──────── Input data ────────

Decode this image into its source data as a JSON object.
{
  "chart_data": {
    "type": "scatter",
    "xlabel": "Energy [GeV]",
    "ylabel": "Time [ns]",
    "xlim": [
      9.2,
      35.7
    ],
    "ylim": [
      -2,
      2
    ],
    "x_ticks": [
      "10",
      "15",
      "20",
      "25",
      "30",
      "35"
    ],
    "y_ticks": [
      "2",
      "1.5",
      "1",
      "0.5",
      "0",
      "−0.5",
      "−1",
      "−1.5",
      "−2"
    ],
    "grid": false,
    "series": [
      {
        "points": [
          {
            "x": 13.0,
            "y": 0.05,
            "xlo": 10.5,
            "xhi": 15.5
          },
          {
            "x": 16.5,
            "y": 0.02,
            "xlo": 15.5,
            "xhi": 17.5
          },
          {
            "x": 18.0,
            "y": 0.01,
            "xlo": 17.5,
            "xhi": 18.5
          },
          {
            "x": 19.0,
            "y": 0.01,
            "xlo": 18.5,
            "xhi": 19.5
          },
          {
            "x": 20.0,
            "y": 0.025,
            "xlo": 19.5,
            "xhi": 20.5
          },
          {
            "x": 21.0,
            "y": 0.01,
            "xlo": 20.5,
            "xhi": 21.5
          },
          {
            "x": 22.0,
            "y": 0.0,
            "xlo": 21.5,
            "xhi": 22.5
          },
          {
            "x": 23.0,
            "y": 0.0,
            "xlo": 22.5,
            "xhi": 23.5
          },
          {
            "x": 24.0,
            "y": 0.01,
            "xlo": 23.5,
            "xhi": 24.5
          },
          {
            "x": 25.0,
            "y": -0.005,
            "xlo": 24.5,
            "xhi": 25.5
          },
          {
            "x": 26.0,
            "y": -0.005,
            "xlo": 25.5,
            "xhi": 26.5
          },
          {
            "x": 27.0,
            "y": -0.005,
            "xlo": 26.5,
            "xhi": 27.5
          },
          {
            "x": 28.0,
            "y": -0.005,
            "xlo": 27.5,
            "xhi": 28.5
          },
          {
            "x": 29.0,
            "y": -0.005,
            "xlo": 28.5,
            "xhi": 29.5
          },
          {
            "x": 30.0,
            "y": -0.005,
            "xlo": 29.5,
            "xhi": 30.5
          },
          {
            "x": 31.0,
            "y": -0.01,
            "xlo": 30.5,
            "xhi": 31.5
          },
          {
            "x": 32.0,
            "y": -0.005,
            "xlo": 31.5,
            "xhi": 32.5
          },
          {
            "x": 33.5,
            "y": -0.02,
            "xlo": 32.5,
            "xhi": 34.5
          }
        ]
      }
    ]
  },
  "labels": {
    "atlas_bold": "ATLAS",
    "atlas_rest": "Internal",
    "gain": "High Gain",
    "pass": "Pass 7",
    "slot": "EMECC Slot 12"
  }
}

────────

What is needed
Extract the full listing and reproduce each line exactly.

Response to this task
Decode this image into its source data as a JSON object.
{
  "chart_data": {
    "type": "scatter",
    "xlabel": "Energy [GeV]",
    "ylabel": "Time [ns]",
    "xlim": [
      9.2,
      35.7
    ],
    "ylim": [
      -2,
      2
    ],
    "x_ticks": [
      "10",
      "15",
      "20",
      "25",
      "30",
      "35"
    ],
    "y_ticks": [
      "2",
      "1.5",
      "1",
      "0.5",
      "0",
      "−0.5",
      "−1",
      "−1.5",
      "−2"
    ],
    "grid": false,
    "series": [
      {
        "points": [
          {
            "x": 13.0,
            "y": 0.05,
            "xlo": 10.5,
            "xhi": 15.5
          },
          {
            "x": 16.5,
            "y": 0.02,
            "xlo": 15.5,
            "xhi": 17.5
          },
          {
            "x": 18.0,
            "y": 0.01,
            "xlo": 17.5,
            "xhi": 18.5
          },
          {
            "x": 19.0,
            "y": 0.01,
            "xlo": 18.5,
            "xhi": 19.5
          },
          {
            "x": 20.0,
            "y": 0.025,
            "xlo": 19.5,
            "xhi": 20.5
          },
          {
            "x": 21.0,
            "y": 0.01,
            "xlo": 20.5,
            "xhi": 21.5
          },
          {
            "x": 22.0,
            "y": 0.0,
            "xlo": 21.5,
            "xhi": 22.5
          },
          {
            "x": 23.0,
            "y": 0.0,
            "xlo": 22.5,
            "xhi": 23.5
          },
          {
            "x": 24.0,
            "y": 0.01,
            "xlo": 23.5,
            "xhi": 24.5
          },
          {
            "x": 25.0,
            "y": -0.005,
            "xlo": 24.5,
            "xhi": 25.5
          },
          {
            "x": 26.0,
            "y": -0.005,
            "xlo": 25.5,
            "xhi": 26.5
          },
          {
            "x": 27.0,
            "y": -0.005,
            "xlo": 26.5,
            "xhi": 27.5
          },
          {
            "x": 28.0,
            "y": -0.005,
            "xlo": 27.5,
            "xhi": 28.5
          },
          {
            "x": 29.0,
            "y": -0.005,
            "xlo": 28.5,
            "xhi": 29.5
          },
          {
            "x": 30.0,
            "y": -0.005,
            "xlo": 29.5,
            "xhi": 30.5
          },
          {
            "x": 31.0,
            "y": -0.01,
            "xlo": 30.5,
            "xhi": 31.5
          },
          {
            "x": 32.0,
            "y": -0.005,
            "xlo": 31.5,
            "xhi": 32.5
          },
          {
            "x": 33.5,
            "y": -0.02,
            "xlo": 32.5,
            "xhi": 34.5
          }
        ]
      }
    ]
  },
  "labels": {
    "atlas_bold": "ATLAS",
    "atlas_rest": "Internal",
    "gain": "High Gain",
    "pass": "Pass 7",
    "slot": "EMECC Slot 12"
  }
}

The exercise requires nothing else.